**Dataset entries**
----
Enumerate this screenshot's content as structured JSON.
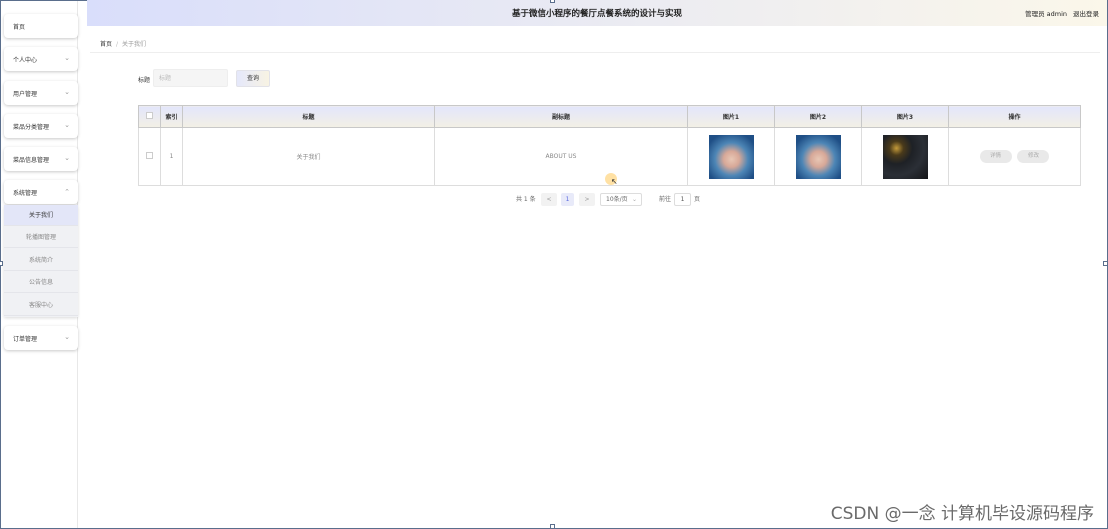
{
  "header": {
    "title": "基于微信小程序的餐厅点餐系统的设计与实现",
    "user": "管理员 admin",
    "logout": "退出登录"
  },
  "sidebar": {
    "items": [
      {
        "label": "首页",
        "expandable": false
      },
      {
        "label": "个人中心",
        "expandable": true
      },
      {
        "label": "用户管理",
        "expandable": true
      },
      {
        "label": "菜品分类管理",
        "expandable": true
      },
      {
        "label": "菜品信息管理",
        "expandable": true
      },
      {
        "label": "系统管理",
        "expandable": true,
        "expanded": true
      },
      {
        "label": "订单管理",
        "expandable": true
      }
    ],
    "submenu": [
      {
        "label": "关于我们",
        "active": true
      },
      {
        "label": "轮播图管理"
      },
      {
        "label": "系统简介"
      },
      {
        "label": "公告信息"
      },
      {
        "label": "客服中心"
      }
    ]
  },
  "breadcrumb": {
    "home": "首页",
    "separator": "/",
    "current": "关于我们"
  },
  "search": {
    "label": "标题",
    "placeholder": "标题",
    "button": "查询"
  },
  "table": {
    "headers": [
      "索引",
      "标题",
      "副标题",
      "图片1",
      "图片2",
      "图片3",
      "操作"
    ],
    "rows": [
      {
        "index": "1",
        "title": "关于我们",
        "subtitle": "ABOUT US",
        "actions": [
          "详情",
          "修改"
        ]
      }
    ]
  },
  "pagination": {
    "total": "共 1 条",
    "prev": "<",
    "current_page": "1",
    "next": ">",
    "page_size": "10条/页",
    "goto_prefix": "前往",
    "goto_value": "1",
    "goto_suffix": "页"
  },
  "watermark": "CSDN @一念 计算机毕设源码程序",
  "colors": {
    "header_gradient_start": "#d9defb",
    "header_gradient_end": "#fbf7ea",
    "active_submenu": "#e3e6f8",
    "pager_active_text": "#5b6be0"
  }
}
----
**Task requirements**
Go through the listing above and write it all out exactly, leaving out any picture.

**Worked solution**
Enumerate this screenshot's content as structured JSON.
{
  "header": {
    "title": "基于微信小程序的餐厅点餐系统的设计与实现",
    "user": "管理员 admin",
    "logout": "退出登录"
  },
  "sidebar": {
    "items": [
      {
        "label": "首页",
        "expandable": false
      },
      {
        "label": "个人中心",
        "expandable": true
      },
      {
        "label": "用户管理",
        "expandable": true
      },
      {
        "label": "菜品分类管理",
        "expandable": true
      },
      {
        "label": "菜品信息管理",
        "expandable": true
      },
      {
        "label": "系统管理",
        "expandable": true,
        "expanded": true
      },
      {
        "label": "订单管理",
        "expandable": true
      }
    ],
    "submenu": [
      {
        "label": "关于我们",
        "active": true
      },
      {
        "label": "轮播图管理"
      },
      {
        "label": "系统简介"
      },
      {
        "label": "公告信息"
      },
      {
        "label": "客服中心"
      }
    ]
  },
  "breadcrumb": {
    "home": "首页",
    "separator": "/",
    "current": "关于我们"
  },
  "search": {
    "label": "标题",
    "placeholder": "标题",
    "button": "查询"
  },
  "table": {
    "headers": [
      "索引",
      "标题",
      "副标题",
      "图片1",
      "图片2",
      "图片3",
      "操作"
    ],
    "rows": [
      {
        "index": "1",
        "title": "关于我们",
        "subtitle": "ABOUT US",
        "actions": [
          "详情",
          "修改"
        ]
      }
    ]
  },
  "pagination": {
    "total": "共 1 条",
    "prev": "<",
    "current_page": "1",
    "next": ">",
    "page_size": "10条/页",
    "goto_prefix": "前往",
    "goto_value": "1",
    "goto_suffix": "页"
  },
  "watermark": "CSDN @一念 计算机毕设源码程序",
  "colors": {
    "header_gradient_start": "#d9defb",
    "header_gradient_end": "#fbf7ea",
    "active_submenu": "#e3e6f8",
    "pager_active_text": "#5b6be0"
  }
}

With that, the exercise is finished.